» Data records:
◆ ◆ ◆

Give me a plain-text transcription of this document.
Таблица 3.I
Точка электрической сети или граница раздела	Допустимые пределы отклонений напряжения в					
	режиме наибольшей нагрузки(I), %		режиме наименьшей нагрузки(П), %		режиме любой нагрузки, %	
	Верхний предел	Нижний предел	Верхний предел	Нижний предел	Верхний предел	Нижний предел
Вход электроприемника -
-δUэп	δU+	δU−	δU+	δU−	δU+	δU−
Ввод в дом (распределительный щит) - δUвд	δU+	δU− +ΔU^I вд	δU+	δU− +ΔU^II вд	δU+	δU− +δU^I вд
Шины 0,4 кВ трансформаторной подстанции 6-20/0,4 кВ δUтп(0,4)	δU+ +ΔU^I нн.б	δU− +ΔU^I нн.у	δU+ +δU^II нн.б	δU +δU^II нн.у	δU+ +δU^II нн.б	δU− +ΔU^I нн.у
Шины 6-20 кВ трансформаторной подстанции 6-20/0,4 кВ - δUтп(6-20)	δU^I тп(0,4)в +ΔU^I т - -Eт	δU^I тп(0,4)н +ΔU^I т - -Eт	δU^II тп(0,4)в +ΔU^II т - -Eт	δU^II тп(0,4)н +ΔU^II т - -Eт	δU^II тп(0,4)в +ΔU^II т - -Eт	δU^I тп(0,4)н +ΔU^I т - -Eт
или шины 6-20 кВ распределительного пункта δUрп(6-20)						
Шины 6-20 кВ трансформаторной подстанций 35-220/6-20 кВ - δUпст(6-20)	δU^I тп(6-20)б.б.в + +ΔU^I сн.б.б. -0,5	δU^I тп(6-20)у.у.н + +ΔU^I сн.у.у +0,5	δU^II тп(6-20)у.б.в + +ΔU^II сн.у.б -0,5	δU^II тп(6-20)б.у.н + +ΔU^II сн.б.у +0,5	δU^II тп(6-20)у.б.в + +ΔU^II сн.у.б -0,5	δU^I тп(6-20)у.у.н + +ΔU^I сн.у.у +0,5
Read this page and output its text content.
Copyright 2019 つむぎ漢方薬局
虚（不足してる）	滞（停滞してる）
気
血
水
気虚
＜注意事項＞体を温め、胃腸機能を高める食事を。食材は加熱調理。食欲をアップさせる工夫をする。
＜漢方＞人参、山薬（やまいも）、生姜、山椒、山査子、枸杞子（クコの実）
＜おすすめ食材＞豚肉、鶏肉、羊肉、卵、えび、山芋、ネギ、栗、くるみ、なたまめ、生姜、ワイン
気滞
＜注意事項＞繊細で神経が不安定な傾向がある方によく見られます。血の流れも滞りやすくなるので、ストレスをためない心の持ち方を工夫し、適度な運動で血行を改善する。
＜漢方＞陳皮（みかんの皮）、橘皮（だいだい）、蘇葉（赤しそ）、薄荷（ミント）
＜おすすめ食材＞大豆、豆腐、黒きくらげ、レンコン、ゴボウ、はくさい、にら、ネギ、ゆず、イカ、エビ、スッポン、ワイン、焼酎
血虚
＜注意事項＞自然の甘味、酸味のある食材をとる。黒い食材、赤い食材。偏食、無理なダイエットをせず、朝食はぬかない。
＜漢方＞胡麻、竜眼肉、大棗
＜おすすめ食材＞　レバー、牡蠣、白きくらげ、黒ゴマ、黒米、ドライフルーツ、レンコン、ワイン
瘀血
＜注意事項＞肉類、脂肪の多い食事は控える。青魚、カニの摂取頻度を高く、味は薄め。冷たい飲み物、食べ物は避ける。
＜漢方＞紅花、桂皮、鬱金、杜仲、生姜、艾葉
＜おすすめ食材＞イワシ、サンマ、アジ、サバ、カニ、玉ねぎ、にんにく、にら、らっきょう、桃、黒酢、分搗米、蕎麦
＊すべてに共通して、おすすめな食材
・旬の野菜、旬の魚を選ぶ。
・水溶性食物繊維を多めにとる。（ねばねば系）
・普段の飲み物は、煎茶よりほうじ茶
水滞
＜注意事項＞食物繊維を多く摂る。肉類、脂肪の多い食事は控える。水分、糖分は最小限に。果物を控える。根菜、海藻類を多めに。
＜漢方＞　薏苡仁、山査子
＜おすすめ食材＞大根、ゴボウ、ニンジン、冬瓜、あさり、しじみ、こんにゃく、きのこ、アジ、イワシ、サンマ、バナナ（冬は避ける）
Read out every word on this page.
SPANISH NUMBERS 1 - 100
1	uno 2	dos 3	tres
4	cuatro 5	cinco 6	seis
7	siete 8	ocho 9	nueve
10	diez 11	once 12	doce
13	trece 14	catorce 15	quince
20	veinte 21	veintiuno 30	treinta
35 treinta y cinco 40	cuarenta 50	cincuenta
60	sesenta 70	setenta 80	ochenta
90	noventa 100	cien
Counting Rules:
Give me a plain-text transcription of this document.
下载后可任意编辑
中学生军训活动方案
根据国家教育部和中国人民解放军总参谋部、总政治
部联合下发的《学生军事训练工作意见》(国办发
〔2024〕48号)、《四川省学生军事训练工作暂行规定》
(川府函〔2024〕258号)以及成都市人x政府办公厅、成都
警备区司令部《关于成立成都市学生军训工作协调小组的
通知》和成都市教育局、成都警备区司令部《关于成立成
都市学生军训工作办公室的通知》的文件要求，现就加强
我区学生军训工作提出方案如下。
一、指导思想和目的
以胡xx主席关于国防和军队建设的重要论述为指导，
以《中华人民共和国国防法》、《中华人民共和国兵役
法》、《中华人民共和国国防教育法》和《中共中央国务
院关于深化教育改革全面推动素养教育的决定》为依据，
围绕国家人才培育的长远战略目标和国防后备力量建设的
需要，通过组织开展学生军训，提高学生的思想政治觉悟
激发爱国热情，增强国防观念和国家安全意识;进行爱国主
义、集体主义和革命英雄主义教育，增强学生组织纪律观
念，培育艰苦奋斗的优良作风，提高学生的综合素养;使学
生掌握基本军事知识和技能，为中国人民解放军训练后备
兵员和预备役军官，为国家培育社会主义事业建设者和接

◆ ◆ ◆

» PROBLEM DETAILS: Transcribe the records above exactly, but only from the line that contains "Read this page and output its text content." through their final line, inclusive.

» WRITTEN REPLY:
Read this page and output its text content.
Copyright 2019 つむぎ漢方薬局
虚（不足してる）	滞（停滞してる）
気
血
水
気虚
＜注意事項＞体を温め、胃腸機能を高める食事を。食材は加熱調理。食欲をアップさせる工夫をする。
＜漢方＞人参、山薬（やまいも）、生姜、山椒、山査子、枸杞子（クコの実）
＜おすすめ食材＞豚肉、鶏肉、羊肉、卵、えび、山芋、ネギ、栗、くるみ、なたまめ、生姜、ワイン
気滞
＜注意事項＞繊細で神経が不安定な傾向がある方によく見られます。血の流れも滞りやすくなるので、ストレスをためない心の持ち方を工夫し、適度な運動で血行を改善する。
＜漢方＞陳皮（みかんの皮）、橘皮（だいだい）、蘇葉（赤しそ）、薄荷（ミント）
＜おすすめ食材＞大豆、豆腐、黒きくらげ、レンコン、ゴボウ、はくさい、にら、ネギ、ゆず、イカ、エビ、スッポン、ワイン、焼酎
血虚
＜注意事項＞自然の甘味、酸味のある食材をとる。黒い食材、赤い食材。偏食、無理なダイエットをせず、朝食はぬかない。
＜漢方＞胡麻、竜眼肉、大棗
＜おすすめ食材＞　レバー、牡蠣、白きくらげ、黒ゴマ、黒米、ドライフルーツ、レンコン、ワイン
瘀血
＜注意事項＞肉類、脂肪の多い食事は控える。青魚、カニの摂取頻度を高く、味は薄め。冷たい飲み物、食べ物は避ける。
＜漢方＞紅花、桂皮、鬱金、杜仲、生姜、艾葉
＜おすすめ食材＞イワシ、サンマ、アジ、サバ、カニ、玉ねぎ、にんにく、にら、らっきょう、桃、黒酢、分搗米、蕎麦
＊すべてに共通して、おすすめな食材
・旬の野菜、旬の魚を選ぶ。
・水溶性食物繊維を多めにとる。（ねばねば系）
・普段の飲み物は、煎茶よりほうじ茶
水滞
＜注意事項＞食物繊維を多く摂る。肉類、脂肪の多い食事は控える。水分、糖分は最小限に。果物を控える。根菜、海藻類を多めに。
＜漢方＞　薏苡仁、山査子
＜おすすめ食材＞大根、ゴボウ、ニンジン、冬瓜、あさり、しじみ、こんにゃく、きのこ、アジ、イワシ、サンマ、バナナ（冬は避ける）
Read out every word on this page.
SPANISH NUMBERS 1 - 100
1	uno 2	dos 3	tres
4	cuatro 5	cinco 6	seis
7	siete 8	ocho 9	nueve
10	diez 11	once 12	doce
13	trece 14	catorce 15	quince
20	veinte 21	veintiuno 30	treinta
35 treinta y cinco 40	cuarenta 50	cincuenta
60	sesenta 70	setenta 80	ochenta
90	noventa 100	cien
Counting Rules:
Give me a plain-text transcription of this document.
下载后可任意编辑
中学生军训活动方案
根据国家教育部和中国人民解放军总参谋部、总政治
部联合下发的《学生军事训练工作意见》(国办发
〔2024〕48号)、《四川省学生军事训练工作暂行规定》
(川府函〔2024〕258号)以及成都市人x政府办公厅、成都
警备区司令部《关于成立成都市学生军训工作协调小组的
通知》和成都市教育局、成都警备区司令部《关于成立成
都市学生军训工作办公室的通知》的文件要求，现就加强
我区学生军训工作提出方案如下。
一、指导思想和目的
以胡xx主席关于国防和军队建设的重要论述为指导，
以《中华人民共和国国防法》、《中华人民共和国兵役
法》、《中华人民共和国国防教育法》和《中共中央国务
院关于深化教育改革全面推动素养教育的决定》为依据，
围绕国家人才培育的长远战略目标和国防后备力量建设的
需要，通过组织开展学生军训，提高学生的思想政治觉悟
激发爱国热情，增强国防观念和国家安全意识;进行爱国主
义、集体主义和革命英雄主义教育，增强学生组织纪律观
念，培育艰苦奋斗的优良作风，提高学生的综合素养;使学
生掌握基本军事知识和技能，为中国人民解放军训练后备
兵员和预备役军官，为国家培育社会主义事业建设者和接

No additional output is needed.